- PROBLEM STATEMENT
For every line in the records that has the word "label", make a copy.

+---+

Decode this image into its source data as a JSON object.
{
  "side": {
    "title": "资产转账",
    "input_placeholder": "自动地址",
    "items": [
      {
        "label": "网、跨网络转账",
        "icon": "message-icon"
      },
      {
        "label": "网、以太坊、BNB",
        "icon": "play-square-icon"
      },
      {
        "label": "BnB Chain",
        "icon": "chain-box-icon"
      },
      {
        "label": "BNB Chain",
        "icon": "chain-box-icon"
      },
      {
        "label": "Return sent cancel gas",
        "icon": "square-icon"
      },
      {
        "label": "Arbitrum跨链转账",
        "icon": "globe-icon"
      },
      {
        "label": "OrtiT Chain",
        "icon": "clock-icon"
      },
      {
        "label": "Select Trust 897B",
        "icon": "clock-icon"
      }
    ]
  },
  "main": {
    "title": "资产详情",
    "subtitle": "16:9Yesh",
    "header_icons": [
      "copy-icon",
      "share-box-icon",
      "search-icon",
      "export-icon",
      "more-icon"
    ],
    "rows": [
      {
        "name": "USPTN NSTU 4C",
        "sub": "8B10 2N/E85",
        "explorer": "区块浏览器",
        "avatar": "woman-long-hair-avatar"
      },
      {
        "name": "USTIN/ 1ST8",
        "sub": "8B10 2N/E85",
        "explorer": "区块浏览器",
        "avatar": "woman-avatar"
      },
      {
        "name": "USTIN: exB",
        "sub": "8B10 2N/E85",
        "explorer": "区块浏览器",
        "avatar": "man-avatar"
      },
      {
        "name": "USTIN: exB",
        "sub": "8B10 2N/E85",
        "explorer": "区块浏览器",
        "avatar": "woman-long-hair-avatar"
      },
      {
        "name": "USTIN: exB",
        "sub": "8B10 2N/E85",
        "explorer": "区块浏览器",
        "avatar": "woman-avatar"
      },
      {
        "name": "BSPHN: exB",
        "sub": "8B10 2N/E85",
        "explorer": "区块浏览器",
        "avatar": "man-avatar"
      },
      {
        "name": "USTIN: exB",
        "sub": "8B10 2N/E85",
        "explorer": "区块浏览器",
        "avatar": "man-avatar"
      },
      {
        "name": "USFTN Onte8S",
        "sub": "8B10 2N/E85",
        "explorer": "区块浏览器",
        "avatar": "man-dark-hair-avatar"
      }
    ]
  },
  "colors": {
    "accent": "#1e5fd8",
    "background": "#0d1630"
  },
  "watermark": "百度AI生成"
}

+---+

- ANSWER BELOW
        "label": "网、跨网络转账",
        "label": "网、以太坊、BNB",
        "label": "BnB Chain",
        "label": "BNB Chain",
        "label": "Return sent cancel gas",
        "label": "Arbitrum跨链转账",
        "label": "OrtiT Chain",
        "label": "Select Trust 897B",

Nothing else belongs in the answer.